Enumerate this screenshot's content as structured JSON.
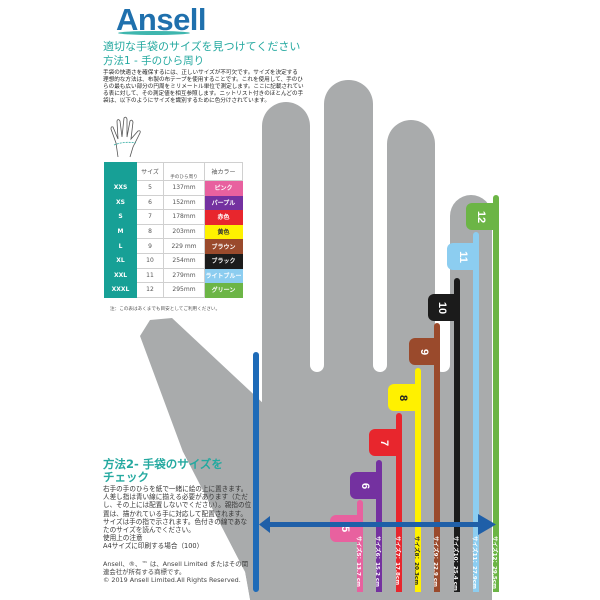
{
  "brand": {
    "logo_text": "Ansell",
    "brand_color": "#1f70ad",
    "accent_color": "#25a9a0"
  },
  "header": {
    "title": "適切な手袋のサイズを見つけてください",
    "method1_title": "方法1 -  手のひら周り",
    "intro_lines": [
      "手袋の快適さを確保するには、正しいサイズが不可欠です。サイズを決定する",
      "理想的な方法は、布製の布テープを使用することです。これを使用して、手のひ",
      "らの最も広い部分の円周をミリメートル単位で測定します。ここに記載されてい",
      "る表に対して、その測定値を相互参照します。ニットリスト付きのほとんどの手",
      "袋は、以下のようにサイズを識別するために色分けされています。"
    ]
  },
  "table": {
    "headers": {
      "size": "サイズ",
      "palm": "手のひら周り",
      "cuff": "袖カラー"
    },
    "rows": [
      {
        "letter": "XXS",
        "size": "5",
        "mm": "137mm",
        "cuff": "ピンク",
        "color": "#e8619f",
        "text_color": "#fff"
      },
      {
        "letter": "XS",
        "size": "6",
        "mm": "152mm",
        "cuff": "パープル",
        "color": "#7431a0",
        "text_color": "#fff"
      },
      {
        "letter": "S",
        "size": "7",
        "mm": "178mm",
        "cuff": "赤色",
        "color": "#e8262d",
        "text_color": "#fff"
      },
      {
        "letter": "M",
        "size": "8",
        "mm": "203mm",
        "cuff": "黄色",
        "color": "#fff100",
        "text_color": "#333"
      },
      {
        "letter": "L",
        "size": "9",
        "mm": "229 mm",
        "cuff": "ブラウン",
        "color": "#9a4a2c",
        "text_color": "#fff"
      },
      {
        "letter": "XL",
        "size": "10",
        "mm": "254mm",
        "cuff": "ブラック",
        "color": "#1b1b1b",
        "text_color": "#fff"
      },
      {
        "letter": "XXL",
        "size": "11",
        "mm": "279mm",
        "cuff": "ライトブルー",
        "color": "#8ccdf0",
        "text_color": "#fff"
      },
      {
        "letter": "XXXL",
        "size": "12",
        "mm": "295mm",
        "cuff": "グリーン",
        "color": "#6cb546",
        "text_color": "#fff"
      }
    ],
    "note": "注：この表はあくまでも目安としてご利用ください。"
  },
  "bars": [
    {
      "tab": "5",
      "label": "サイズ5：13.7 cm",
      "color": "#e8619f",
      "text_color": "#fff"
    },
    {
      "tab": "6",
      "label": "サイズ6：15.2 cm",
      "color": "#7431a0",
      "text_color": "#fff"
    },
    {
      "tab": "7",
      "label": "サイズ7：17.8cm",
      "color": "#e8262d",
      "text_color": "#fff"
    },
    {
      "tab": "8",
      "label": "サイズ8：20.3cm",
      "color": "#fff100",
      "text_color": "#222"
    },
    {
      "tab": "9",
      "label": "サイズ9：22.9 cm",
      "color": "#9a4a2c",
      "text_color": "#fff"
    },
    {
      "tab": "10",
      "label": "サイズ10：25.4 cm",
      "color": "#1b1b1b",
      "text_color": "#fff"
    },
    {
      "tab": "11",
      "label": "サイズ11：27.9cm",
      "color": "#8ccdf0",
      "text_color": "#fff"
    },
    {
      "tab": "12",
      "label": "サイズ12：29.5cm",
      "color": "#6cb546",
      "text_color": "#fff"
    }
  ],
  "index_line_color": "#1e6bb8",
  "arrow_color": "#1f5fa8",
  "hand_color": "#a9abac",
  "method2": {
    "title_line1": "方法2- 手袋のサイズを",
    "title_line2": "チェック",
    "body": "右手の手のひらを紙で一緒に絵の上に置きます。人差し指は青い線に揃える必要があります（ただし、その上には配置しないでください）。親指の位置は、描かれている手に対応して配置されます。サイズは手の指で示されます。色付きの線であなたのサイズを読んでください。",
    "usage_title": "使用上の注意",
    "usage_note": "A4サイズに印刷する場合（100）"
  },
  "legal": {
    "trademark": "Ansell、®、™ は、Ansell Limited またはその関連会社が所有する商標です。",
    "copyright": "© 2019 Ansell Limited.All Rights Reserved."
  }
}
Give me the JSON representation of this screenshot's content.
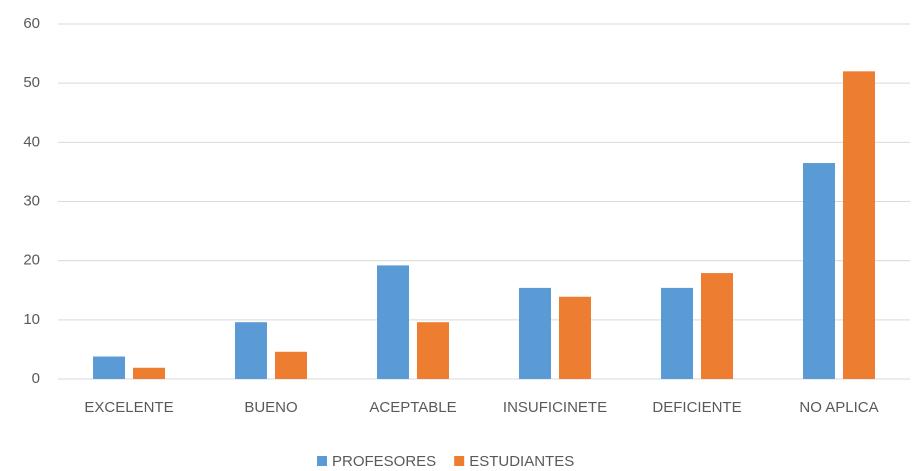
{
  "chart_data": {
    "type": "bar",
    "categories": [
      "EXCELENTE",
      "BUENO",
      "ACEPTABLE",
      "INSUFICINETE",
      "DEFICIENTE",
      "NO APLICA"
    ],
    "series": [
      {
        "name": "PROFESORES",
        "color": "#5b9bd5",
        "values": [
          3.8,
          9.6,
          19.2,
          15.4,
          15.4,
          36.5
        ]
      },
      {
        "name": "ESTUDIANTES",
        "color": "#ed7d31",
        "values": [
          1.9,
          4.6,
          9.6,
          13.9,
          17.9,
          52
        ]
      }
    ],
    "ylim": [
      0,
      60
    ],
    "yticks": [
      0,
      10,
      20,
      30,
      40,
      50,
      60
    ],
    "grid": true,
    "legend": "bottom"
  }
}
═══
*INSTRUCTION*
Output the line containing "Give me the" along with every line after it to the end of the material, exactly as written, but without pictures.

*RESULT OF THE EXERCISE*
Give me the JSON representation of this screenshot's content.
{
  "chart_data": {
    "type": "bar",
    "categories": [
      "EXCELENTE",
      "BUENO",
      "ACEPTABLE",
      "INSUFICINETE",
      "DEFICIENTE",
      "NO APLICA"
    ],
    "series": [
      {
        "name": "PROFESORES",
        "color": "#5b9bd5",
        "values": [
          3.8,
          9.6,
          19.2,
          15.4,
          15.4,
          36.5
        ]
      },
      {
        "name": "ESTUDIANTES",
        "color": "#ed7d31",
        "values": [
          1.9,
          4.6,
          9.6,
          13.9,
          17.9,
          52
        ]
      }
    ],
    "ylim": [
      0,
      60
    ],
    "yticks": [
      0,
      10,
      20,
      30,
      40,
      50,
      60
    ],
    "grid": true,
    "legend": "bottom"
  }
}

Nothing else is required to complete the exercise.